→ WHAT THIS TASK INVOLVES
Isolate every line in the data with the string "unapproved" and copy it.

→ INPUT RECORDS

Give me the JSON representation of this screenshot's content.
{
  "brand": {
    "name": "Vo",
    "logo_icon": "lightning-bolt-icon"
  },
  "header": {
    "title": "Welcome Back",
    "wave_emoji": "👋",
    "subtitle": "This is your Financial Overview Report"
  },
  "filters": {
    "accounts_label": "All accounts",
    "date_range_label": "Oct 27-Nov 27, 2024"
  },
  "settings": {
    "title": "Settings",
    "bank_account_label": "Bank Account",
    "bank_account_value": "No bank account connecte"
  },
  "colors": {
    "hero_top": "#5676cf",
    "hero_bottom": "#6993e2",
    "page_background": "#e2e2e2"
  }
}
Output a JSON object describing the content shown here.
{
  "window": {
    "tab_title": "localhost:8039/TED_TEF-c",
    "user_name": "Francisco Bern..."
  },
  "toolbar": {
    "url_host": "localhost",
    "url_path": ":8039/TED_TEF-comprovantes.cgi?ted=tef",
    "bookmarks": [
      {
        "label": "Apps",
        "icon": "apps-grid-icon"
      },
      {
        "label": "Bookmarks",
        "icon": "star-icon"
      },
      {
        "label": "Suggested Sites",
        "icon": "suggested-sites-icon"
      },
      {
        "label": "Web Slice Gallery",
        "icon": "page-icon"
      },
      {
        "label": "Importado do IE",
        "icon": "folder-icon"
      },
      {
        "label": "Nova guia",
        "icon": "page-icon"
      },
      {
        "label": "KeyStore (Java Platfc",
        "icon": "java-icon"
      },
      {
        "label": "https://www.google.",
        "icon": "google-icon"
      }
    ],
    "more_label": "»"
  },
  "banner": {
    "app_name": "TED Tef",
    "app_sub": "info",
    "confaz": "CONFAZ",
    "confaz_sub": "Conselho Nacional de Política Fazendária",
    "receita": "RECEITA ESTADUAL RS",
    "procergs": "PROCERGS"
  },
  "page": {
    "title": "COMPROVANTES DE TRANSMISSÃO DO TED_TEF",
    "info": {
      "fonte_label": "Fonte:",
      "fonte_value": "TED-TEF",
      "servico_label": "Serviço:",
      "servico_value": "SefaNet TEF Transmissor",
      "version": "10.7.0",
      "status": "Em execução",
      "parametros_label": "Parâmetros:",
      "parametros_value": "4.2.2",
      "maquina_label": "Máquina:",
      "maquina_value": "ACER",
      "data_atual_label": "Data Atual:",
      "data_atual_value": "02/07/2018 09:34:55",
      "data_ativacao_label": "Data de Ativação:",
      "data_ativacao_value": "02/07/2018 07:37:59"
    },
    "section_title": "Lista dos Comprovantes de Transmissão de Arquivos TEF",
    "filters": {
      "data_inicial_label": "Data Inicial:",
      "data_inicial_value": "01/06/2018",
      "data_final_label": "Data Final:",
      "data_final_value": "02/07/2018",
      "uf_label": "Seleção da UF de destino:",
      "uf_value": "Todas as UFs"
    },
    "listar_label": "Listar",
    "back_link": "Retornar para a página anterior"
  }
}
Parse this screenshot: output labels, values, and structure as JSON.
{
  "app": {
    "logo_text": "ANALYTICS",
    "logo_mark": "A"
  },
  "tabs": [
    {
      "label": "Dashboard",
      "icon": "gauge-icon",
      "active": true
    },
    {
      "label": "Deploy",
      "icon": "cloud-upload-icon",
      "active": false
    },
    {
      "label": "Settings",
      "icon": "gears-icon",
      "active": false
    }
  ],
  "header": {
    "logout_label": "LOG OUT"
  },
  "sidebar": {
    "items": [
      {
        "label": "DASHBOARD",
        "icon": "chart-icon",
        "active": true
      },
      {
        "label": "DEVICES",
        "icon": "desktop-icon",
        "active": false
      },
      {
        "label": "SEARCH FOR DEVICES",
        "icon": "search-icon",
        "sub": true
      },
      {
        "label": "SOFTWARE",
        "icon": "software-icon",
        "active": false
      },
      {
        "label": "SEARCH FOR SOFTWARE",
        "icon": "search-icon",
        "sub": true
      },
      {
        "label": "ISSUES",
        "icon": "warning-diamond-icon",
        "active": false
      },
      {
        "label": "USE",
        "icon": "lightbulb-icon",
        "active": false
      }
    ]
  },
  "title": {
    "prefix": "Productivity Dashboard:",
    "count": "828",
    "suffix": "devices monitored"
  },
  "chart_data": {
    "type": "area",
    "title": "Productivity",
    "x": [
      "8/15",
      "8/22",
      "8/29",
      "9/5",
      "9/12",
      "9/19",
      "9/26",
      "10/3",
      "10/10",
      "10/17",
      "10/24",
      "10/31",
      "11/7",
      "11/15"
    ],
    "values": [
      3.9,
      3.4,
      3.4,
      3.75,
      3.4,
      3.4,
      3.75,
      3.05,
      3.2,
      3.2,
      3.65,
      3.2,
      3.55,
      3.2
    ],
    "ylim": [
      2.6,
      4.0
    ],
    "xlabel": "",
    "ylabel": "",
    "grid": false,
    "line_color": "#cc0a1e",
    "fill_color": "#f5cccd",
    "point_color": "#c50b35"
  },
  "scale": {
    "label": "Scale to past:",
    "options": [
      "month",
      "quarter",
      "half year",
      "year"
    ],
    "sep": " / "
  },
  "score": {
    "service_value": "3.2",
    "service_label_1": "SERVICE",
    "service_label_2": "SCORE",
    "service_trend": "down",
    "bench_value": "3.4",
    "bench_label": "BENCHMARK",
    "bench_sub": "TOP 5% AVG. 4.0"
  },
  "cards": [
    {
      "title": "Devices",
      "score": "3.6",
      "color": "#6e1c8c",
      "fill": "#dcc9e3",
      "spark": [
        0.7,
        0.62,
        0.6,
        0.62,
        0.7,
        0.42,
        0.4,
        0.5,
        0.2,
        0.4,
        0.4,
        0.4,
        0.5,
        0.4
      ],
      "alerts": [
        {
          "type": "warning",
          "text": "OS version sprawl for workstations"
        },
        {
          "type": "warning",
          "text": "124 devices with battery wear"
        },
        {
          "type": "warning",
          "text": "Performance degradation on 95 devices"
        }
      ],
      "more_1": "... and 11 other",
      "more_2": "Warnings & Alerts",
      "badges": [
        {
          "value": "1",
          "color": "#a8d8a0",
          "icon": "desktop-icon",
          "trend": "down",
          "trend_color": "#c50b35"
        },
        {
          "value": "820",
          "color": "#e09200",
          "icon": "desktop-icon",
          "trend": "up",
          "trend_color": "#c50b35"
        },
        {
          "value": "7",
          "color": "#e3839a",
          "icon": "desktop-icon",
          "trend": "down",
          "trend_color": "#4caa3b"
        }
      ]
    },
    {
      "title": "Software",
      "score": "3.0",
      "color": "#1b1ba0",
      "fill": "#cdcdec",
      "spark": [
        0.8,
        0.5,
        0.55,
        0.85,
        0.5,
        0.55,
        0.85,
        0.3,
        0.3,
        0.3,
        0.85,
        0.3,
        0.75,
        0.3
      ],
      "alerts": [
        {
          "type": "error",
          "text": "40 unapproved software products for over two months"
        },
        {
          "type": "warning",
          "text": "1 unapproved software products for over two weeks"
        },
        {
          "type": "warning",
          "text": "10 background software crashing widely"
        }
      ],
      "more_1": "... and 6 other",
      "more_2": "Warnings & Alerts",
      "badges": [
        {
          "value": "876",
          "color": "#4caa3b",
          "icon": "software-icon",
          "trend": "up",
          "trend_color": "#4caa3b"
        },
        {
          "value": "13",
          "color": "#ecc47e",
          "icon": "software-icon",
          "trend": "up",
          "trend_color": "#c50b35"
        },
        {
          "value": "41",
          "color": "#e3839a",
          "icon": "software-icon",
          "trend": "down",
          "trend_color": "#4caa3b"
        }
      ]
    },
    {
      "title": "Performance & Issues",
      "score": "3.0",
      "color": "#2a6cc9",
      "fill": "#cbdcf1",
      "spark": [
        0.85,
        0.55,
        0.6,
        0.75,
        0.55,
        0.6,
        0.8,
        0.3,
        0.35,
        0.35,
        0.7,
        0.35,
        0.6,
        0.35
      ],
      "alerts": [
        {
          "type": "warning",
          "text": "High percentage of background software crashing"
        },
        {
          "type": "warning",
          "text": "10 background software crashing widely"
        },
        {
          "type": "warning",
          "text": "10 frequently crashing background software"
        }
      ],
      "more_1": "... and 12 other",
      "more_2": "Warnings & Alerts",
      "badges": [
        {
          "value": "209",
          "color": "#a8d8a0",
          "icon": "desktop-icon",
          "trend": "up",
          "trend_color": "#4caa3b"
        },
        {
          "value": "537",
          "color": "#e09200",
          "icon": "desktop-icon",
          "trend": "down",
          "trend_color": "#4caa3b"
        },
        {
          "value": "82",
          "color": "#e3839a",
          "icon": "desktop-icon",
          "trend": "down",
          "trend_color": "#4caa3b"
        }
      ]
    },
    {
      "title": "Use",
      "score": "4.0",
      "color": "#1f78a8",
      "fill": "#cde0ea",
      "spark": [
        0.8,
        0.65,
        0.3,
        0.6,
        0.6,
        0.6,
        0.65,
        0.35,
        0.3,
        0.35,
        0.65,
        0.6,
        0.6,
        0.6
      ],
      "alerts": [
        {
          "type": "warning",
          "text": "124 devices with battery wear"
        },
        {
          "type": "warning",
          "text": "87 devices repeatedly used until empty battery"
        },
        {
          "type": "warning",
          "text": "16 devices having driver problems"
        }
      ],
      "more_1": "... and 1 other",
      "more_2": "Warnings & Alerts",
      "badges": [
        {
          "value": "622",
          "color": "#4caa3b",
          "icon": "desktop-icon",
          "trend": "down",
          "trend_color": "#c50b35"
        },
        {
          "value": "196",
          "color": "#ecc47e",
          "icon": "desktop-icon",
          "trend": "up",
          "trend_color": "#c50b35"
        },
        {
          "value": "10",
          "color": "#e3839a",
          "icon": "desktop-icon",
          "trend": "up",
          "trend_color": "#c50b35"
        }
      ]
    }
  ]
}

→ IN RESPONSE
          "text": "40 unapproved software products for over two months"
          "text": "1 unapproved software products for over two weeks"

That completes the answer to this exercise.